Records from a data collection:

-=-=-

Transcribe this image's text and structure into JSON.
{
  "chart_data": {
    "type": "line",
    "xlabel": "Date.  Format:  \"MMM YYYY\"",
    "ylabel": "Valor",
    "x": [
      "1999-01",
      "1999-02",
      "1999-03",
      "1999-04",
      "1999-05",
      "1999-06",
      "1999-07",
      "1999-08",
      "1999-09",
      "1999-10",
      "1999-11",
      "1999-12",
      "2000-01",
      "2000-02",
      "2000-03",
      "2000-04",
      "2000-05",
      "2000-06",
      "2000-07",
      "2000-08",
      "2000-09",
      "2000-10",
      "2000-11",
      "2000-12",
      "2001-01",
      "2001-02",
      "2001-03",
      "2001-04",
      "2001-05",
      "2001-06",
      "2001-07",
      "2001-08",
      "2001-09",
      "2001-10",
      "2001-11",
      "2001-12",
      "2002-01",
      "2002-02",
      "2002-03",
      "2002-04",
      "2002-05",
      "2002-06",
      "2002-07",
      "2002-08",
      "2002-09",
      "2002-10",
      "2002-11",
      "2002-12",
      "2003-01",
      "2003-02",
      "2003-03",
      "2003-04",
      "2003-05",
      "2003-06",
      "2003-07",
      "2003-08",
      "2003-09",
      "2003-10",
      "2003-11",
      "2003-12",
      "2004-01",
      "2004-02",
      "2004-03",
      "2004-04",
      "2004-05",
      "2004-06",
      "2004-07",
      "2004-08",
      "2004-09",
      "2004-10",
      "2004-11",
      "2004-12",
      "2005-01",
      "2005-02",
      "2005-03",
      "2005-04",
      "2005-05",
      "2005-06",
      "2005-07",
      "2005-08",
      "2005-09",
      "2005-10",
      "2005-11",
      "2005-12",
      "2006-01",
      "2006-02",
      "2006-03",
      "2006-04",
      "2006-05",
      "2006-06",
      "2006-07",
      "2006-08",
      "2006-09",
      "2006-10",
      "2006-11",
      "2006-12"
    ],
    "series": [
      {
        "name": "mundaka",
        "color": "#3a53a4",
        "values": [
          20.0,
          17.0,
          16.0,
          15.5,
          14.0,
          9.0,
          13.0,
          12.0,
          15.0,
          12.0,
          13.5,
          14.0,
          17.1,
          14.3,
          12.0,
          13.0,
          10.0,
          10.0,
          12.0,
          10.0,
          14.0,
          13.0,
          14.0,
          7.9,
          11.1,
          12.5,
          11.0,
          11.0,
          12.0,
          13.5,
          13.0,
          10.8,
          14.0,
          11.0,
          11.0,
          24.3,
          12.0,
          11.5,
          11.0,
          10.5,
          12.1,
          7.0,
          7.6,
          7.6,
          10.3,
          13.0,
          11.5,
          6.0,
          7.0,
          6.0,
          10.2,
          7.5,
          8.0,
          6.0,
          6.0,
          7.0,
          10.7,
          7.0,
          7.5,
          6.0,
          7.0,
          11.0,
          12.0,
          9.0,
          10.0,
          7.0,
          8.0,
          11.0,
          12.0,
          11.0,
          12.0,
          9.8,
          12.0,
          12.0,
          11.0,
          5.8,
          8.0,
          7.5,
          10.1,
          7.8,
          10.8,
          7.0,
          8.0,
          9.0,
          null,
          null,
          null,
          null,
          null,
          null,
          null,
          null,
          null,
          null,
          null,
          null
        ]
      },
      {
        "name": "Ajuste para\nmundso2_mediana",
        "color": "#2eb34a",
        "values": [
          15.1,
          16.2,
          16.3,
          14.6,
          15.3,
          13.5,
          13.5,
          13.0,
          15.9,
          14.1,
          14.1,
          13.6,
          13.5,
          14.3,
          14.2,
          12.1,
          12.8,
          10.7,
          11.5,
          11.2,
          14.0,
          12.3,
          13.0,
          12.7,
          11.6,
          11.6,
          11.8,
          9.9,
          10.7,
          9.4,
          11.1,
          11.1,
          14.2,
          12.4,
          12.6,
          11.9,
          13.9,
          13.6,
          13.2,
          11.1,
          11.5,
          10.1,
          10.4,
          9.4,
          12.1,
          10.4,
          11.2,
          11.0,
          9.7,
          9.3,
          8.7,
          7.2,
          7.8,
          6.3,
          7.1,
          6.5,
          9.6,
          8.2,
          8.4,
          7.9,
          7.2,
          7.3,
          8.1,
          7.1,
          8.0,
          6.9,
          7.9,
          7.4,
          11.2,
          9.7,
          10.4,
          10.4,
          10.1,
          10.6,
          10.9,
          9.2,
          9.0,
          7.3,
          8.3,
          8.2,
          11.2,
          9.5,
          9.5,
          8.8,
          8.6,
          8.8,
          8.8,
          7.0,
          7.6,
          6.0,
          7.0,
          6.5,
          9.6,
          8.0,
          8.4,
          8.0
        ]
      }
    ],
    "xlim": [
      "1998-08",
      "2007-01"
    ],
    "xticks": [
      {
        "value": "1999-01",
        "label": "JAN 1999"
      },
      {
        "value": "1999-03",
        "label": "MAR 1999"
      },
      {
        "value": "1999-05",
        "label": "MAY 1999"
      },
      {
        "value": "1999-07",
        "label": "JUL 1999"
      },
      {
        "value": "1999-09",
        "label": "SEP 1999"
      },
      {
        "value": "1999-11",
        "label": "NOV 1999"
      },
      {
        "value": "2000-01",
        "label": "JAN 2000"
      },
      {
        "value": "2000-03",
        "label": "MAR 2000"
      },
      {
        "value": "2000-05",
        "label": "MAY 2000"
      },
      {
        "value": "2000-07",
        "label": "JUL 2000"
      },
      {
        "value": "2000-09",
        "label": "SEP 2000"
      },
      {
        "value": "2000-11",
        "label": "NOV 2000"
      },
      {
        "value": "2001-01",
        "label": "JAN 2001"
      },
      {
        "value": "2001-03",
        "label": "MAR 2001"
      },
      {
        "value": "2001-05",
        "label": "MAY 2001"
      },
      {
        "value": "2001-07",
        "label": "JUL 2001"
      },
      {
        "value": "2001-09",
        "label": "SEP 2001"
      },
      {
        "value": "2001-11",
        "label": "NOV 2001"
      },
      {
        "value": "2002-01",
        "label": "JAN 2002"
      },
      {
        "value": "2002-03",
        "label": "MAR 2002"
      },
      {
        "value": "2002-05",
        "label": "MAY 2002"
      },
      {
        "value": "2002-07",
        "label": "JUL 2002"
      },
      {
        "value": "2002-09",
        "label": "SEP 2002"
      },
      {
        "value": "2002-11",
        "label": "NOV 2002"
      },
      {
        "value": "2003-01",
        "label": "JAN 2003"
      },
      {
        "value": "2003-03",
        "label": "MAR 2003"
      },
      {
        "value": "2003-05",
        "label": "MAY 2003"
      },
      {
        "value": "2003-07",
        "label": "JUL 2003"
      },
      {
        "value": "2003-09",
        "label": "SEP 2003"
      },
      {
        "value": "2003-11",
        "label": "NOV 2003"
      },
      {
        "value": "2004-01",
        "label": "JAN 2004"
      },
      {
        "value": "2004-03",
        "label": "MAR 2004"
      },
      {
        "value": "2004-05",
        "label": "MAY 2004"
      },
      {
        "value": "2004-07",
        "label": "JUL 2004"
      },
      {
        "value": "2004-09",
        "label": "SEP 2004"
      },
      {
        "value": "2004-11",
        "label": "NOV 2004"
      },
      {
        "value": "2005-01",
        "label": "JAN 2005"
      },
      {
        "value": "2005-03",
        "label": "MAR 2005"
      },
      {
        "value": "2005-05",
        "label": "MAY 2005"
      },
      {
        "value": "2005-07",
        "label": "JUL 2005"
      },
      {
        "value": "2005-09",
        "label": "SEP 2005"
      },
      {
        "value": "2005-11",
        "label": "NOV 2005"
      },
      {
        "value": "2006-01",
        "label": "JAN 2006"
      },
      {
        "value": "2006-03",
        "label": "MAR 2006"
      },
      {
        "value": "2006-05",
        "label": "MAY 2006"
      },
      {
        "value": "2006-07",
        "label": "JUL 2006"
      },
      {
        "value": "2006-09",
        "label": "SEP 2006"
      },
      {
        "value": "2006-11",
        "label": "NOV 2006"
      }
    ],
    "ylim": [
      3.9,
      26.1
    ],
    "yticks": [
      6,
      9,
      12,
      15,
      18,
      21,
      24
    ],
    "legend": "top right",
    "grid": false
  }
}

-=-=-

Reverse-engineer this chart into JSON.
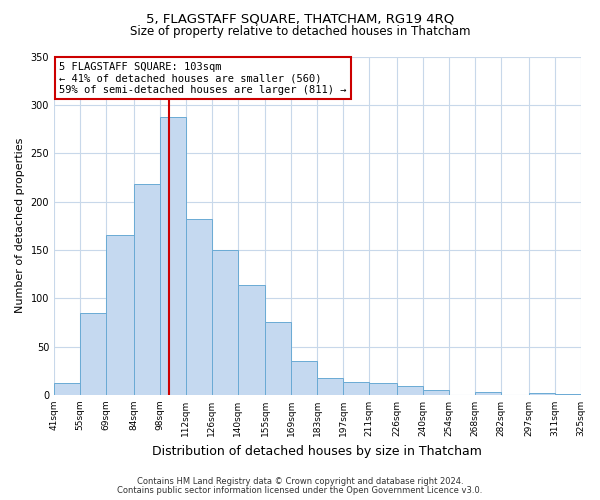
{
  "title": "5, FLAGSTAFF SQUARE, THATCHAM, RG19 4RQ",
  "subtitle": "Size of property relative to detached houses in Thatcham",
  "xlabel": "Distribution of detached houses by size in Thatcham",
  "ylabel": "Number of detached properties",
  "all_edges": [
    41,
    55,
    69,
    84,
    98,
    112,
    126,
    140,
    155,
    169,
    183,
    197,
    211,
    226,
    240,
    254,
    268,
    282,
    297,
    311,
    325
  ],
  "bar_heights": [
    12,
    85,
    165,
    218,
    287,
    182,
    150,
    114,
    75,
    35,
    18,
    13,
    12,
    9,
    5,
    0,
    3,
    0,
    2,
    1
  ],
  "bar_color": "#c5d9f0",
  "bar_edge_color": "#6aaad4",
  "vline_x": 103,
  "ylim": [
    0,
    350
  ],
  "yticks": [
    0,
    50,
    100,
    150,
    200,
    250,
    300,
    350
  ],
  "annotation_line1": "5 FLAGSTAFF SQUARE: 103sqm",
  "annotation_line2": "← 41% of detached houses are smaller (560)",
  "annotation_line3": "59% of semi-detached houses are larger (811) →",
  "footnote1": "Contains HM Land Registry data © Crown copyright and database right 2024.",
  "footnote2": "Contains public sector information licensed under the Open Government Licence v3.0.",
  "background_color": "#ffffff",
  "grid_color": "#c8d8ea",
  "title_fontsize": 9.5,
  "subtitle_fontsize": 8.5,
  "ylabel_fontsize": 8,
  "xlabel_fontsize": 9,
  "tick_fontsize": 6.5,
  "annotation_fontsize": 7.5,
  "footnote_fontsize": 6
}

-=-=-

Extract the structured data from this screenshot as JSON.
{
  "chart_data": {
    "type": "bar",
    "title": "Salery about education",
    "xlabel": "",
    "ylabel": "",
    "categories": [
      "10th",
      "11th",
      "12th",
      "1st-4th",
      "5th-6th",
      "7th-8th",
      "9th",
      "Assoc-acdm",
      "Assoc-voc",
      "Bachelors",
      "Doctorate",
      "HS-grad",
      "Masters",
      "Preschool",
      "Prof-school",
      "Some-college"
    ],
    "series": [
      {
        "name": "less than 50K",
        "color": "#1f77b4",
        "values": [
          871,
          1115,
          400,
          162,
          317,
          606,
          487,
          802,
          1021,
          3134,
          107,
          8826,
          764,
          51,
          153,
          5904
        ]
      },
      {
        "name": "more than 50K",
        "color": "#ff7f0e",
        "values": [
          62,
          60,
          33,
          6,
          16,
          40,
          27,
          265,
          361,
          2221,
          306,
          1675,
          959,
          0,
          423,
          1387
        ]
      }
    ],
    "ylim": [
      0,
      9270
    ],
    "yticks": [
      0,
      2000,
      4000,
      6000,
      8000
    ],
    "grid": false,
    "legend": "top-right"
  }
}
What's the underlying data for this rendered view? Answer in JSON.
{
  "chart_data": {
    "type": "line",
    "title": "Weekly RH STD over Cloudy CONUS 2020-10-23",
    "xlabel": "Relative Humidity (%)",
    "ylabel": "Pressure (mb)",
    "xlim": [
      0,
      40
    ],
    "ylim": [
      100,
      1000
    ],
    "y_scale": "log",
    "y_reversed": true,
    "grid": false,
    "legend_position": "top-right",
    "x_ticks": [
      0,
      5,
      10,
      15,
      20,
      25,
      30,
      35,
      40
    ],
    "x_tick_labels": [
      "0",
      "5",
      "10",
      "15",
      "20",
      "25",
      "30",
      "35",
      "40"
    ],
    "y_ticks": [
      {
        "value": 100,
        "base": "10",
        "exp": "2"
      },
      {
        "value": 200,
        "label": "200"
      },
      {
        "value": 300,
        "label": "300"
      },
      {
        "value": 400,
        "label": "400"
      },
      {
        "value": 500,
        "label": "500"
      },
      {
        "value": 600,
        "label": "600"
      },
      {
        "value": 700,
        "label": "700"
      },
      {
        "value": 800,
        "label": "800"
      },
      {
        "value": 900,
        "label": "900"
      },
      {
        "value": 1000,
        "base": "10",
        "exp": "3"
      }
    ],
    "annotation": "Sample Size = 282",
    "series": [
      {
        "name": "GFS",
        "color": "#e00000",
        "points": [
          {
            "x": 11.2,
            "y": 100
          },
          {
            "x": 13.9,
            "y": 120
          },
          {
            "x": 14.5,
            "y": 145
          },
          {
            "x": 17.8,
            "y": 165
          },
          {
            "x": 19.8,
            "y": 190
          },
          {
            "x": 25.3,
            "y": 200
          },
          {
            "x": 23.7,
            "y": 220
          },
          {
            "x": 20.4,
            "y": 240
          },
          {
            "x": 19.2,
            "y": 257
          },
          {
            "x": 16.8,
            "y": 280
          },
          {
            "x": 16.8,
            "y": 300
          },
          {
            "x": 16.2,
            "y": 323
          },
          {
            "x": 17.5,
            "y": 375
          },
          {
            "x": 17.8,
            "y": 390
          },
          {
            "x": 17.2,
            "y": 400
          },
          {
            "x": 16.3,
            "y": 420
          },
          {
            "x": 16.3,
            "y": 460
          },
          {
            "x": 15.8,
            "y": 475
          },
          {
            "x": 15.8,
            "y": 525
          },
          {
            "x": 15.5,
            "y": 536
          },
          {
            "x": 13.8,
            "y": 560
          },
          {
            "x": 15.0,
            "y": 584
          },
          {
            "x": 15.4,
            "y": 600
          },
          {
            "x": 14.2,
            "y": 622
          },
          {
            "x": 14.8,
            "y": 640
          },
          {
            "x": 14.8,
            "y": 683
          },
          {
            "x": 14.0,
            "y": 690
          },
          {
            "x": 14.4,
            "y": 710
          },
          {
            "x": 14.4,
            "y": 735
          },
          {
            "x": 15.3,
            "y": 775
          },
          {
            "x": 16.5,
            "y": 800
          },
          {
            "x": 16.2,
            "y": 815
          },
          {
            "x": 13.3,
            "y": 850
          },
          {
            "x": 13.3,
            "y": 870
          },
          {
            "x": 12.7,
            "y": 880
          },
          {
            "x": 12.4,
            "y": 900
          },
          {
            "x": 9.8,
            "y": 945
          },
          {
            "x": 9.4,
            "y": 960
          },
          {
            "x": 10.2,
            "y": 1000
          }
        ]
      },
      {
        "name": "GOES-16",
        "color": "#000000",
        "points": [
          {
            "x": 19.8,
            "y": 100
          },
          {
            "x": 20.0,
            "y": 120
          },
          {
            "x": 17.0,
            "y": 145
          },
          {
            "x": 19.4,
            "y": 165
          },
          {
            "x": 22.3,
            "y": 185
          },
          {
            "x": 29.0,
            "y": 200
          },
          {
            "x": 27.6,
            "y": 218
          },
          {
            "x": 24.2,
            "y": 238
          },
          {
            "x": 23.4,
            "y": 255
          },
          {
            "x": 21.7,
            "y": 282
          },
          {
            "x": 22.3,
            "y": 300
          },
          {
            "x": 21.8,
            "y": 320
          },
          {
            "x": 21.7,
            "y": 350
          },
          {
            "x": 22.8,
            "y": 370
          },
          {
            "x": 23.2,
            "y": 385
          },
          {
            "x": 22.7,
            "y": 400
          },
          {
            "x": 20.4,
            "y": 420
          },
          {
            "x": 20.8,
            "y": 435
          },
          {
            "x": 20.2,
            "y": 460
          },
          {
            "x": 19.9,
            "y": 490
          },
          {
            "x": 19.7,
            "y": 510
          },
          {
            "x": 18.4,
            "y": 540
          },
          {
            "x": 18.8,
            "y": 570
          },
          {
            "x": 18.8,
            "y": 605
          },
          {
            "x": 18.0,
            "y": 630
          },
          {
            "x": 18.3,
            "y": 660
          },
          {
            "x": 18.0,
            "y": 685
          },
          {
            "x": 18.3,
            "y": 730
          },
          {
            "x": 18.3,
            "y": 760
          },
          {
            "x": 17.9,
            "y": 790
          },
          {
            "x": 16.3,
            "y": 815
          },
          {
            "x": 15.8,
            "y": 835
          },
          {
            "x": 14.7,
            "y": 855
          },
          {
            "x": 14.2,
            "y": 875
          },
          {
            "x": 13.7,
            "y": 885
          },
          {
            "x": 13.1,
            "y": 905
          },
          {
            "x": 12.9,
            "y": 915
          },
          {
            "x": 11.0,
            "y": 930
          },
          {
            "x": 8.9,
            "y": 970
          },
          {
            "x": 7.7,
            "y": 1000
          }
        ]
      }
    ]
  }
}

-=-=-

Search the entries for the word "than" and gather every line where it appears.

▶ **SOLVED EXERCISE**
        "name": "less than 50K",
        "name": "more than 50K",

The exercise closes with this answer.